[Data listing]
= = = = = = =
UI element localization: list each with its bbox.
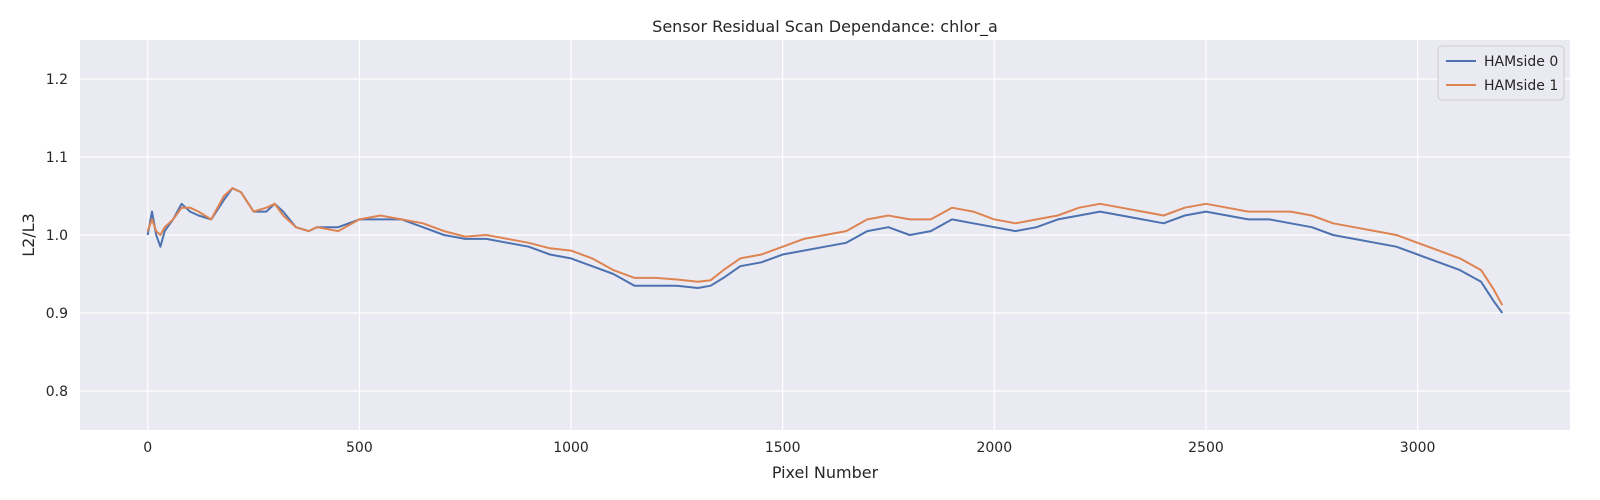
legend-label-hamside-1: HAMside 1: [1484, 78, 1558, 94]
x-tick-label: 2500: [1188, 440, 1224, 456]
y-tick-label: 1.0: [46, 228, 68, 244]
legend: HAMside 0 HAMside 1: [1437, 45, 1565, 101]
x-tick-label: 1000: [553, 440, 589, 456]
y-tick-label: 0.9: [46, 306, 68, 322]
y-tick-label: 1.2: [46, 72, 68, 88]
series-line-hamside-1: [146, 187, 1504, 306]
x-axis-title: Pixel Number: [772, 463, 879, 482]
x-tick-label: 0: [143, 440, 152, 456]
x-tick-label: 500: [346, 440, 373, 456]
x-tick-labels: 0 500 1000 1500 2000 2500 3000: [143, 440, 1435, 456]
x-tick-label: 3000: [1400, 440, 1436, 456]
y-tick-label: 1.1: [46, 150, 68, 166]
chart-title: Sensor Residual Scan Dependance: chlor_a: [652, 17, 998, 37]
x-tick-label: 1500: [765, 440, 801, 456]
y-tick-label: 0.8: [46, 384, 68, 400]
legend-label-hamside-0: HAMside 0: [1484, 54, 1558, 70]
legend-box: [1437, 45, 1565, 101]
x-tick-label: 2000: [976, 440, 1012, 456]
y-tick-labels: 0.8 0.9 1.0 1.1 1.2: [46, 72, 68, 400]
y-axis-title: L2/L3: [19, 213, 38, 257]
series-layer: [146, 187, 1504, 314]
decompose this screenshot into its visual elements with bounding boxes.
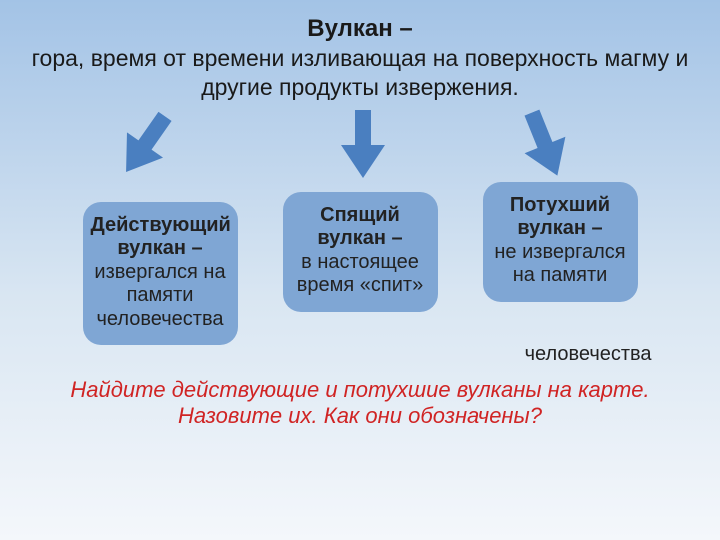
box-active: Действующий вулкан – извергался на памят… (83, 202, 238, 346)
title: Вулкан – (0, 14, 720, 44)
arrow-left-icon (100, 99, 189, 191)
boxes-row: Действующий вулкан – извергался на памят… (0, 182, 720, 346)
subtitle: гора, время от времени изливающая на пов… (0, 44, 720, 102)
question: Найдите действующие и потухшие вулканы н… (0, 367, 720, 430)
header: Вулкан – гора, время от времени изливающ… (0, 0, 720, 102)
arrow-right-icon (504, 101, 586, 188)
arrow-center-icon (333, 110, 393, 180)
box-extinct: Потухший вулкан – не извергался на памят… (483, 182, 638, 302)
box-dormant: Спящий вулкан – в настоящее время «спит» (283, 192, 438, 312)
overflow-row: человечества (0, 343, 720, 367)
box-active-name: Действующий вулкан – (91, 214, 230, 261)
box-extinct-desc: не извергался на памяти (491, 241, 630, 288)
box-dormant-name: Спящий вулкан – (291, 204, 430, 251)
arrows-row (0, 102, 720, 182)
overflow-extinct: человечества (511, 343, 666, 367)
box-dormant-desc: в настоящее время «спит» (291, 251, 430, 298)
box-active-desc: извергался на памяти человечества (91, 261, 230, 332)
box-extinct-name: Потухший вулкан – (491, 194, 630, 241)
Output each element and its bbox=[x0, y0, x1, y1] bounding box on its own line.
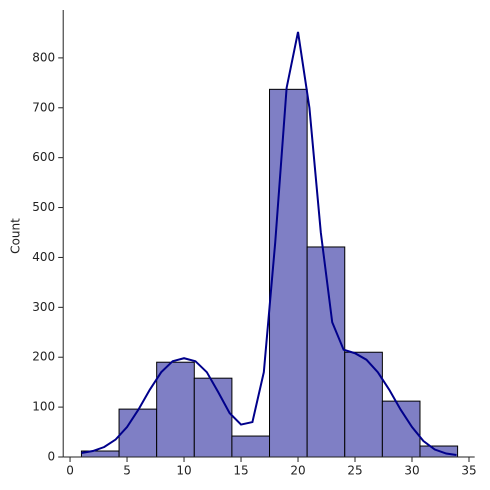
y-tick-label: 800 bbox=[32, 50, 55, 64]
bar bbox=[269, 88, 308, 458]
y-tick-label: 400 bbox=[32, 250, 55, 264]
x-tick-label: 35 bbox=[461, 464, 476, 478]
x-tick-label: 0 bbox=[66, 464, 74, 478]
y-tick-label: 300 bbox=[32, 300, 55, 314]
y-tick-label: 200 bbox=[32, 350, 55, 364]
bar bbox=[156, 361, 195, 458]
bar bbox=[344, 351, 383, 458]
x-tick-label: 30 bbox=[404, 464, 419, 478]
y-tick-label: 700 bbox=[32, 100, 55, 114]
y-tick-label: 600 bbox=[32, 150, 55, 164]
bar bbox=[231, 435, 271, 458]
y-tick-label: 100 bbox=[32, 400, 55, 414]
bar bbox=[118, 408, 158, 458]
bar bbox=[193, 377, 233, 458]
x-tick-label: 15 bbox=[233, 464, 248, 478]
x-tick-label: 20 bbox=[290, 464, 305, 478]
y-axis-label: Count bbox=[9, 218, 23, 254]
y-tick-label: 0 bbox=[48, 450, 56, 464]
y-tick-label: 500 bbox=[32, 200, 55, 214]
x-tick-label: 5 bbox=[123, 464, 131, 478]
kde-line bbox=[81, 31, 457, 456]
x-tick-label: 10 bbox=[176, 464, 191, 478]
x-tick-label: 25 bbox=[347, 464, 362, 478]
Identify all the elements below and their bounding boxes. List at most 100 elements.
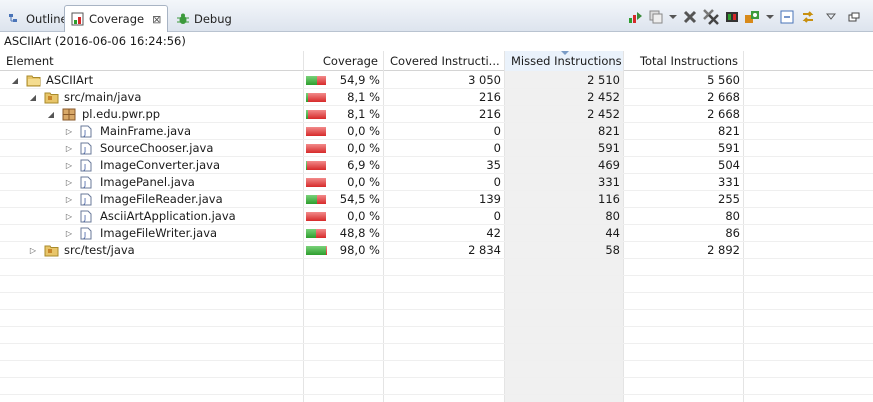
coverage-bar-covered [306,110,308,119]
column-header-total[interactable]: Total Instructions [639,54,738,68]
coverage-bar [306,246,327,255]
covered-value: 0 [493,141,501,155]
coverage-value: 54,9 % [339,73,380,87]
remove-session-icon[interactable] [681,8,699,26]
empty-row [0,259,873,276]
table-row[interactable]: ◢ pl.edu.pwr.pp 8,1 % 216 2 452 2 668 [0,106,873,123]
column-divider [743,51,744,402]
total-value: 80 [725,209,740,223]
total-value: 821 [718,124,740,138]
tree-expand-icon[interactable]: ▷ [65,229,73,238]
dump-execution-data-icon[interactable] [723,8,741,26]
collapse-all-icon[interactable] [778,8,796,26]
java-file-icon: J [80,210,94,223]
table-row[interactable]: ▷ J SourceChooser.java 0,0 % 0 591 591 [0,140,873,157]
empty-row [0,361,873,378]
coverage-bar-missed [306,127,326,136]
source-folder-icon [44,244,59,257]
element-name: src/main/java [64,90,142,104]
sort-indicator-icon [561,51,569,55]
coverage-bar-missed [317,76,326,85]
table-row[interactable]: ▷ src/test/java 98,0 % 2 834 58 2 892 [0,242,873,259]
empty-row [0,310,873,327]
missed-value: 331 [598,175,620,189]
project-icon [26,74,41,87]
package-icon [62,108,76,121]
missed-value: 591 [598,141,620,155]
tree-expand-icon[interactable]: ▷ [65,127,73,136]
table-row[interactable]: ▷ J MainFrame.java 0,0 % 0 821 821 [0,123,873,140]
missed-value: 116 [598,192,620,206]
coverage-bar-missed [306,178,326,187]
total-value: 504 [718,158,740,172]
coverage-bar [306,93,326,102]
tree-expand-icon[interactable]: ▷ [65,144,73,153]
element-name: ImageConverter.java [100,158,220,172]
table-row[interactable]: ▷ J ImagePanel.java 0,0 % 0 331 331 [0,174,873,191]
table-row[interactable]: ▷ J ImageFileWriter.java 48,8 % 42 44 86 [0,225,873,242]
remove-all-sessions-icon[interactable] [702,8,720,26]
table-row[interactable]: ◢ ASCIIArt 54,9 % 3 050 2 510 5 560 [0,72,873,89]
missed-value: 2 452 [587,107,620,121]
tab-outline-label: Outline [26,12,68,26]
tree-expand-icon[interactable]: ▷ [65,161,73,170]
covered-value: 0 [493,124,501,138]
coverage-bar [306,195,326,204]
coverage-value: 6,9 % [347,158,380,172]
covered-value: 139 [479,192,501,206]
tab-coverage[interactable]: Coverage ⊠ [64,5,169,32]
covered-value: 3 050 [468,73,501,87]
coverage-value: 48,8 % [339,226,380,240]
tree-expand-icon[interactable]: ◢ [11,76,19,85]
merge-sessions-icon[interactable] [647,8,665,26]
tab-debug-label: Debug [194,12,232,26]
tree-expand-icon[interactable]: ◢ [47,110,55,119]
total-value: 5 560 [707,73,740,87]
tree-expand-icon[interactable]: ▷ [65,195,73,204]
element-name: MainFrame.java [100,124,192,138]
covered-value: 216 [479,90,501,104]
empty-row [0,276,873,293]
covered-value: 35 [486,158,501,172]
chevron-down-icon[interactable] [765,8,775,26]
coverage-bar-covered [306,246,326,255]
session-label: ASCIIArt (2016-06-06 16:24:56) [4,34,186,48]
column-header-missed[interactable]: Missed Instructions [505,51,624,71]
svg-text:J: J [83,129,86,137]
coverage-bar-missed [307,161,326,170]
total-value: 255 [718,192,740,206]
table-row[interactable]: ▷ J ImageFileReader.java 54,5 % 139 116 255 [0,191,873,208]
tree-expand-icon[interactable]: ◢ [29,93,37,102]
coverage-value: 8,1 % [347,107,380,121]
column-header-coverage[interactable]: Coverage [322,54,378,68]
tree-expand-icon[interactable]: ▷ [65,212,73,221]
column-header-element[interactable]: Element [6,54,54,68]
select-session-icon[interactable] [744,8,762,26]
table-row[interactable]: ▷ J ImageConverter.java 6,9 % 35 469 504 [0,157,873,174]
empty-row [0,293,873,310]
table-row[interactable]: ◢ src/main/java 8,1 % 216 2 452 2 668 [0,89,873,106]
relaunch-icon[interactable] [626,8,644,26]
coverage-bar-missed [316,229,326,238]
close-icon[interactable]: ⊠ [152,12,162,26]
tree-expand-icon[interactable]: ▷ [65,178,73,187]
outline-icon [8,12,22,26]
column-header-covered[interactable]: Covered Instructi... [390,54,500,68]
element-name: ImageFileWriter.java [100,226,218,240]
tab-outline[interactable]: Outline [2,6,74,32]
tab-debug[interactable]: Debug [170,6,238,32]
table-row[interactable]: ▷ J AsciiArtApplication.java 0,0 % 0 80 80 [0,208,873,225]
link-with-selection-icon[interactable] [799,8,817,26]
coverage-bar-covered [306,229,316,238]
svg-text:J: J [83,231,86,239]
svg-text:J: J [83,197,86,205]
tree-expand-icon[interactable]: ▷ [29,246,37,255]
column-divider [504,51,505,402]
chevron-down-icon[interactable] [668,8,678,26]
covered-value: 2 834 [468,243,501,257]
view-menu-icon[interactable] [820,8,842,26]
total-value: 2 668 [707,90,740,104]
minimize-icon[interactable] [845,8,863,26]
element-name: ASCIIArt [46,73,94,87]
java-file-icon: J [80,125,94,138]
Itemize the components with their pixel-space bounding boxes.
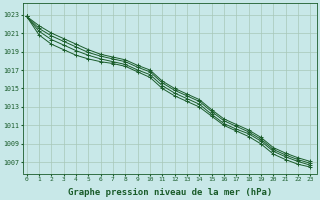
X-axis label: Graphe pression niveau de la mer (hPa): Graphe pression niveau de la mer (hPa) <box>68 188 272 197</box>
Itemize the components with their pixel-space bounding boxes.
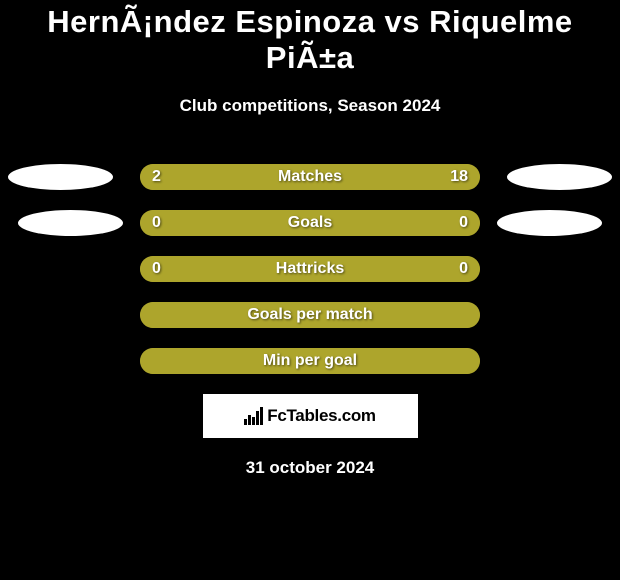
infographic-container: HernÃ¡ndez Espinoza vs Riquelme PiÃ±a Cl…	[0, 0, 620, 478]
stat-label: Matches	[278, 168, 342, 186]
stat-value-right: 18	[450, 168, 468, 186]
stat-value-left: 2	[152, 168, 161, 186]
player-right-oval	[497, 210, 602, 236]
stat-value-right: 0	[459, 260, 468, 278]
stat-row-goals-per-match: Goals per match	[0, 302, 620, 328]
stat-label: Goals per match	[247, 306, 372, 324]
stat-bar: 0 Hattricks 0	[140, 256, 480, 282]
player-left-oval	[8, 164, 113, 190]
stat-value-left: 0	[152, 260, 161, 278]
stat-bar: Min per goal	[140, 348, 480, 374]
brand-text: FcTables.com	[267, 406, 376, 426]
page-title: HernÃ¡ndez Espinoza vs Riquelme PiÃ±a	[0, 4, 620, 76]
brand-box: FcTables.com	[203, 394, 418, 438]
stat-bar: 0 Goals 0	[140, 210, 480, 236]
stat-value-right: 0	[459, 214, 468, 232]
stat-row-hattricks: 0 Hattricks 0	[0, 256, 620, 282]
stat-row-min-per-goal: Min per goal	[0, 348, 620, 374]
stat-label: Goals	[288, 214, 332, 232]
player-right-oval	[507, 164, 612, 190]
player-left-oval	[18, 210, 123, 236]
stat-label: Hattricks	[276, 260, 344, 278]
stat-label: Min per goal	[263, 352, 357, 370]
stat-row-matches: 2 Matches 18	[0, 164, 620, 190]
stat-row-goals: 0 Goals 0	[0, 210, 620, 236]
stat-bar: Goals per match	[140, 302, 480, 328]
stats-block: 2 Matches 18 0 Goals 0 0	[0, 164, 620, 374]
subtitle: Club competitions, Season 2024	[0, 96, 620, 116]
bar-chart-icon	[244, 407, 263, 425]
stat-bar: 2 Matches 18	[140, 164, 480, 190]
date-label: 31 october 2024	[0, 458, 620, 478]
stat-value-left: 0	[152, 214, 161, 232]
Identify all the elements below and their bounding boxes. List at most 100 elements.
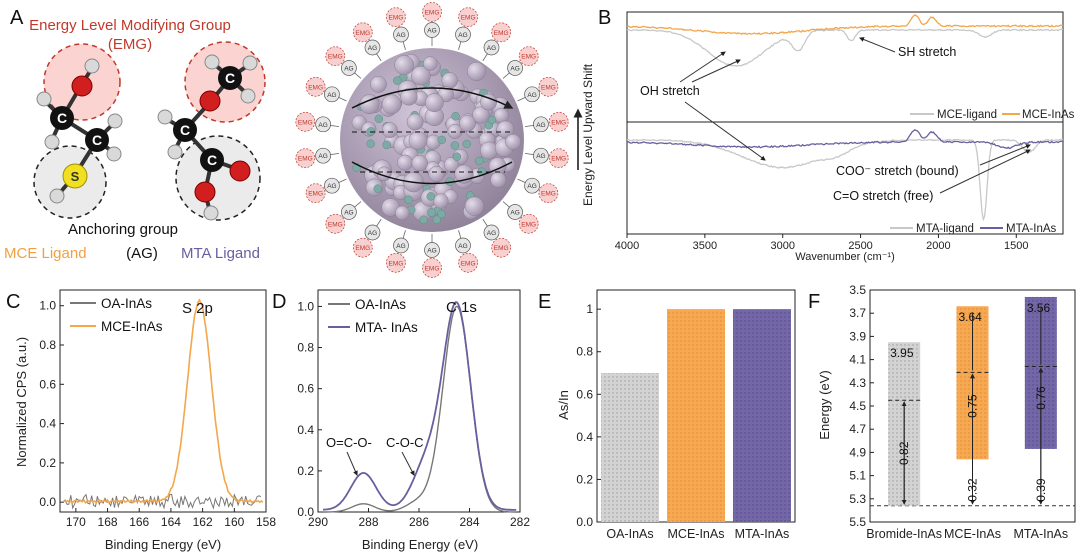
= = = = = = =
Task details ->
Copy the lines of the listing verbatim, beginning with the line that contains "box-active: Действующий вулкан" and ending after the line that contains "header: Вулкан –".

Final answer ->
box-active: Действующий вулкан – извергался на памят… (83, 202, 238, 346)
title: Вулкан – (0, 14, 720, 44)
arrow-left-icon (100, 99, 189, 191)
boxes-row: Действующий вулкан – извергался на памят… (0, 182, 720, 346)
subtitle: гора, время от времени изливающая на пов… (0, 44, 720, 102)
question: Найдите действующие и потухшие вулканы н… (0, 367, 720, 430)
header: Вулкан – гора, время от времени изливающ… (0, 0, 720, 102)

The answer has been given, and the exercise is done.